[Start of Extracted material]

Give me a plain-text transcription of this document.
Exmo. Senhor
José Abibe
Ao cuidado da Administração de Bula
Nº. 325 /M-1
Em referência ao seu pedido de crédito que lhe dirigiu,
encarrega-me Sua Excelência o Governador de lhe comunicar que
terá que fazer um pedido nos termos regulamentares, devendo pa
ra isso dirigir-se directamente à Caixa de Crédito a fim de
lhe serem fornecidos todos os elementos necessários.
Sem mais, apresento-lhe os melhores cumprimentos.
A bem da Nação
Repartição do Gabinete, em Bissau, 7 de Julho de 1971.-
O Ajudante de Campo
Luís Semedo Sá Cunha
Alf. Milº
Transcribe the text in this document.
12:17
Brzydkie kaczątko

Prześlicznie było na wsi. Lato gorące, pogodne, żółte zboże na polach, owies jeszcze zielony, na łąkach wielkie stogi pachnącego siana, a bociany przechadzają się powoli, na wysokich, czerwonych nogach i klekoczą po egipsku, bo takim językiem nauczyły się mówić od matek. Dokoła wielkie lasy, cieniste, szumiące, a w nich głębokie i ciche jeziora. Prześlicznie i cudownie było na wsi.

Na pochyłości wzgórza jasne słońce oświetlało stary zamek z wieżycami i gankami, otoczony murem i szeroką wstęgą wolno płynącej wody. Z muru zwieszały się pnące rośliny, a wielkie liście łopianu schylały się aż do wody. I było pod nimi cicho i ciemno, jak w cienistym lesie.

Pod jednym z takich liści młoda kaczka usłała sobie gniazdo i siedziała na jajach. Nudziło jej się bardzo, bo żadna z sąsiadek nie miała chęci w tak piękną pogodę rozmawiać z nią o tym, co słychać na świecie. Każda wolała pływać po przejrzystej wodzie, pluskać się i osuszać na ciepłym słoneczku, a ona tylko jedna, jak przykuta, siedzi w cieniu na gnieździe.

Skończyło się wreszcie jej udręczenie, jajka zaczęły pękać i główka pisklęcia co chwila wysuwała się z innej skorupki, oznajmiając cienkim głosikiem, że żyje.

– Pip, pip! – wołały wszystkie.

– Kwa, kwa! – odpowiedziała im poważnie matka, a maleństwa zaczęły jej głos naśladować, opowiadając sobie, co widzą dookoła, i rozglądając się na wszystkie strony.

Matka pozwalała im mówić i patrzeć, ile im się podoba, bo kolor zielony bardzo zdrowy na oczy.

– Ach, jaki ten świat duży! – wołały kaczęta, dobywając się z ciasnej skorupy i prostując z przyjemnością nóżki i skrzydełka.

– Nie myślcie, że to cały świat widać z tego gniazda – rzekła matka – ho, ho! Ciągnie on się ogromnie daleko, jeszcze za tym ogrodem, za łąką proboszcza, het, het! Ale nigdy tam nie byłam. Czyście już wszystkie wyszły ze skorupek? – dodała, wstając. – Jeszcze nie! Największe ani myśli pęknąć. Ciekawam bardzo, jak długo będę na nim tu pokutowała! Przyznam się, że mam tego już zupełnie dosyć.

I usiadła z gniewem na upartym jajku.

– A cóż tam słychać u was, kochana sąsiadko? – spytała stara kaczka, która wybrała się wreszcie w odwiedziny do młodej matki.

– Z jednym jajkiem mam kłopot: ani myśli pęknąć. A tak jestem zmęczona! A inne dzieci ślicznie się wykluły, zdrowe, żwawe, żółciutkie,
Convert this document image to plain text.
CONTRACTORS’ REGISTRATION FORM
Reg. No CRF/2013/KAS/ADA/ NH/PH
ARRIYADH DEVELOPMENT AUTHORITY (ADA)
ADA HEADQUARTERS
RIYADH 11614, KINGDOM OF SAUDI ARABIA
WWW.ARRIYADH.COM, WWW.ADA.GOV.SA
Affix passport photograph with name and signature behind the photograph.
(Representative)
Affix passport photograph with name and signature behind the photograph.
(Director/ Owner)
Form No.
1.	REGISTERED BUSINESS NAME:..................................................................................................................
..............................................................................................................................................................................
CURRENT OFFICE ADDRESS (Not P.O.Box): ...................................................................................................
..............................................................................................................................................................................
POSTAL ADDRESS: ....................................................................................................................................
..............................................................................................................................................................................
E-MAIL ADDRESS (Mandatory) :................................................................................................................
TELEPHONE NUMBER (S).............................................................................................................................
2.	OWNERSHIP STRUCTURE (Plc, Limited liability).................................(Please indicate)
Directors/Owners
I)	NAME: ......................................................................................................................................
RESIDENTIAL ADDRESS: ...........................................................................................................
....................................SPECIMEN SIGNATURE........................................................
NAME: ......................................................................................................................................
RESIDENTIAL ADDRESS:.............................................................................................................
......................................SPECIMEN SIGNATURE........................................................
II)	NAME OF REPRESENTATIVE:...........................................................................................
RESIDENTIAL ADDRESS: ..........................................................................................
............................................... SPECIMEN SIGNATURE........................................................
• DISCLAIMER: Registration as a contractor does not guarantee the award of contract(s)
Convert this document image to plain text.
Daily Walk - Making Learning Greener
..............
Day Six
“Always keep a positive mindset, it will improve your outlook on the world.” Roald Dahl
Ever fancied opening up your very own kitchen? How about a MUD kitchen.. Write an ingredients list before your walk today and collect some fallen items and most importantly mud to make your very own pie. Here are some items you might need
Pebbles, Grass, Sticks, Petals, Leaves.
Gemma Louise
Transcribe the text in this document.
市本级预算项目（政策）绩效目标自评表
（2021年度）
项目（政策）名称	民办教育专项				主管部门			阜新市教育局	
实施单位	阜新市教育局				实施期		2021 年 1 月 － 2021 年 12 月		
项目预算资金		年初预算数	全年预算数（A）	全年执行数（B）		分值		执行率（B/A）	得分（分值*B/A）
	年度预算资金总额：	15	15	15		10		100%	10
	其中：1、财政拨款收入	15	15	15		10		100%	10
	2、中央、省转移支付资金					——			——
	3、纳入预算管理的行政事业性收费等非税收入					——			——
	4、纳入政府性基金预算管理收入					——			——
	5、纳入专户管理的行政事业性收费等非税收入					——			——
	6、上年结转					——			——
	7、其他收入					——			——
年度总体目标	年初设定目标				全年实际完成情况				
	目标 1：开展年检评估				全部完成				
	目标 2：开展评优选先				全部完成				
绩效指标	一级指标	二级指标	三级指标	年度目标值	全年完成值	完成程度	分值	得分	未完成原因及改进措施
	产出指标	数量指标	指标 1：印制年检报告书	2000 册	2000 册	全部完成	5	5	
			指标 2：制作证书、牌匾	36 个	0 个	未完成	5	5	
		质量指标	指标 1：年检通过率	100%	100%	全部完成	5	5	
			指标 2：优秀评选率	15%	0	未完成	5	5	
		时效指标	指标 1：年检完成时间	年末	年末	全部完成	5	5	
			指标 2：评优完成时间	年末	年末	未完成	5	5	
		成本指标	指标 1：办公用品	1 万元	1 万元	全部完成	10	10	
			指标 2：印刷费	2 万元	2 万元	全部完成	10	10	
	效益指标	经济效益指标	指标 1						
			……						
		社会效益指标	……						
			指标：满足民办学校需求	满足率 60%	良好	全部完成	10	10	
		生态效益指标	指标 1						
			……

[End of Extracted material]

Show the data once more, exactly as it was written.

Give me a plain-text transcription of this document.
Exmo. Senhor
José Abibe
Ao cuidado da Administração de Bula
Nº. 325 /M-1
Em referência ao seu pedido de crédito que lhe dirigiu,
encarrega-me Sua Excelência o Governador de lhe comunicar que
terá que fazer um pedido nos termos regulamentares, devendo pa
ra isso dirigir-se directamente à Caixa de Crédito a fim de
lhe serem fornecidos todos os elementos necessários.
Sem mais, apresento-lhe os melhores cumprimentos.
A bem da Nação
Repartição do Gabinete, em Bissau, 7 de Julho de 1971.-
O Ajudante de Campo
Luís Semedo Sá Cunha
Alf. Milº
Transcribe the text in this document.
12:17
Brzydkie kaczątko

Prześlicznie było na wsi. Lato gorące, pogodne, żółte zboże na polach, owies jeszcze zielony, na łąkach wielkie stogi pachnącego siana, a bociany przechadzają się powoli, na wysokich, czerwonych nogach i klekoczą po egipsku, bo takim językiem nauczyły się mówić od matek. Dokoła wielkie lasy, cieniste, szumiące, a w nich głębokie i ciche jeziora. Prześlicznie i cudownie było na wsi.

Na pochyłości wzgórza jasne słońce oświetlało stary zamek z wieżycami i gankami, otoczony murem i szeroką wstęgą wolno płynącej wody. Z muru zwieszały się pnące rośliny, a wielkie liście łopianu schylały się aż do wody. I było pod nimi cicho i ciemno, jak w cienistym lesie.

Pod jednym z takich liści młoda kaczka usłała sobie gniazdo i siedziała na jajach. Nudziło jej się bardzo, bo żadna z sąsiadek nie miała chęci w tak piękną pogodę rozmawiać z nią o tym, co słychać na świecie. Każda wolała pływać po przejrzystej wodzie, pluskać się i osuszać na ciepłym słoneczku, a ona tylko jedna, jak przykuta, siedzi w cieniu na gnieździe.

Skończyło się wreszcie jej udręczenie, jajka zaczęły pękać i główka pisklęcia co chwila wysuwała się z innej skorupki, oznajmiając cienkim głosikiem, że żyje.

– Pip, pip! – wołały wszystkie.

– Kwa, kwa! – odpowiedziała im poważnie matka, a maleństwa zaczęły jej głos naśladować, opowiadając sobie, co widzą dookoła, i rozglądając się na wszystkie strony.

Matka pozwalała im mówić i patrzeć, ile im się podoba, bo kolor zielony bardzo zdrowy na oczy.

– Ach, jaki ten świat duży! – wołały kaczęta, dobywając się z ciasnej skorupy i prostując z przyjemnością nóżki i skrzydełka.

– Nie myślcie, że to cały świat widać z tego gniazda – rzekła matka – ho, ho! Ciągnie on się ogromnie daleko, jeszcze za tym ogrodem, za łąką proboszcza, het, het! Ale nigdy tam nie byłam. Czyście już wszystkie wyszły ze skorupek? – dodała, wstając. – Jeszcze nie! Największe ani myśli pęknąć. Ciekawam bardzo, jak długo będę na nim tu pokutowała! Przyznam się, że mam tego już zupełnie dosyć.

I usiadła z gniewem na upartym jajku.

– A cóż tam słychać u was, kochana sąsiadko? – spytała stara kaczka, która wybrała się wreszcie w odwiedziny do młodej matki.

– Z jednym jajkiem mam kłopot: ani myśli pęknąć. A tak jestem zmęczona! A inne dzieci ślicznie się wykluły, zdrowe, żwawe, żółciutkie,
Convert this document image to plain text.
CONTRACTORS’ REGISTRATION FORM
Reg. No CRF/2013/KAS/ADA/ NH/PH
ARRIYADH DEVELOPMENT AUTHORITY (ADA)
ADA HEADQUARTERS
RIYADH 11614, KINGDOM OF SAUDI ARABIA
WWW.ARRIYADH.COM, WWW.ADA.GOV.SA
Affix passport photograph with name and signature behind the photograph.
(Representative)
Affix passport photograph with name and signature behind the photograph.
(Director/ Owner)
Form No.
1.	REGISTERED BUSINESS NAME:..................................................................................................................
..............................................................................................................................................................................
CURRENT OFFICE ADDRESS (Not P.O.Box): ...................................................................................................
..............................................................................................................................................................................
POSTAL ADDRESS: ....................................................................................................................................
..............................................................................................................................................................................
E-MAIL ADDRESS (Mandatory) :................................................................................................................
TELEPHONE NUMBER (S).............................................................................................................................
2.	OWNERSHIP STRUCTURE (Plc, Limited liability).................................(Please indicate)
Directors/Owners
I)	NAME: ......................................................................................................................................
RESIDENTIAL ADDRESS: ...........................................................................................................
....................................SPECIMEN SIGNATURE........................................................
NAME: ......................................................................................................................................
RESIDENTIAL ADDRESS:.............................................................................................................
......................................SPECIMEN SIGNATURE........................................................
II)	NAME OF REPRESENTATIVE:...........................................................................................
RESIDENTIAL ADDRESS: ..........................................................................................
............................................... SPECIMEN SIGNATURE........................................................
• DISCLAIMER: Registration as a contractor does not guarantee the award of contract(s)
Convert this document image to plain text.
Daily Walk - Making Learning Greener
..............
Day Six
“Always keep a positive mindset, it will improve your outlook on the world.” Roald Dahl
Ever fancied opening up your very own kitchen? How about a MUD kitchen.. Write an ingredients list before your walk today and collect some fallen items and most importantly mud to make your very own pie. Here are some items you might need
Pebbles, Grass, Sticks, Petals, Leaves.
Gemma Louise
Transcribe the text in this document.
市本级预算项目（政策）绩效目标自评表
（2021年度）
项目（政策）名称	民办教育专项				主管部门			阜新市教育局	
实施单位	阜新市教育局				实施期		2021 年 1 月 － 2021 年 12 月		
项目预算资金		年初预算数	全年预算数（A）	全年执行数（B）		分值		执行率（B/A）	得分（分值*B/A）
	年度预算资金总额：	15	15	15		10		100%	10
	其中：1、财政拨款收入	15	15	15		10		100%	10
	2、中央、省转移支付资金					——			——
	3、纳入预算管理的行政事业性收费等非税收入					——			——
	4、纳入政府性基金预算管理收入					——			——
	5、纳入专户管理的行政事业性收费等非税收入					——			——
	6、上年结转					——			——
	7、其他收入					——			——
年度总体目标	年初设定目标				全年实际完成情况				
	目标 1：开展年检评估				全部完成				
	目标 2：开展评优选先				全部完成				
绩效指标	一级指标	二级指标	三级指标	年度目标值	全年完成值	完成程度	分值	得分	未完成原因及改进措施
	产出指标	数量指标	指标 1：印制年检报告书	2000 册	2000 册	全部完成	5	5	
			指标 2：制作证书、牌匾	36 个	0 个	未完成	5	5	
		质量指标	指标 1：年检通过率	100%	100%	全部完成	5	5	
			指标 2：优秀评选率	15%	0	未完成	5	5	
		时效指标	指标 1：年检完成时间	年末	年末	全部完成	5	5	
			指标 2：评优完成时间	年末	年末	未完成	5	5	
		成本指标	指标 1：办公用品	1 万元	1 万元	全部完成	10	10	
			指标 2：印刷费	2 万元	2 万元	全部完成	10	10	
	效益指标	经济效益指标	指标 1						
			……						
		社会效益指标	……						
			指标：满足民办学校需求	满足率 60%	良好	全部完成	10	10	
		生态效益指标	指标 1						
			……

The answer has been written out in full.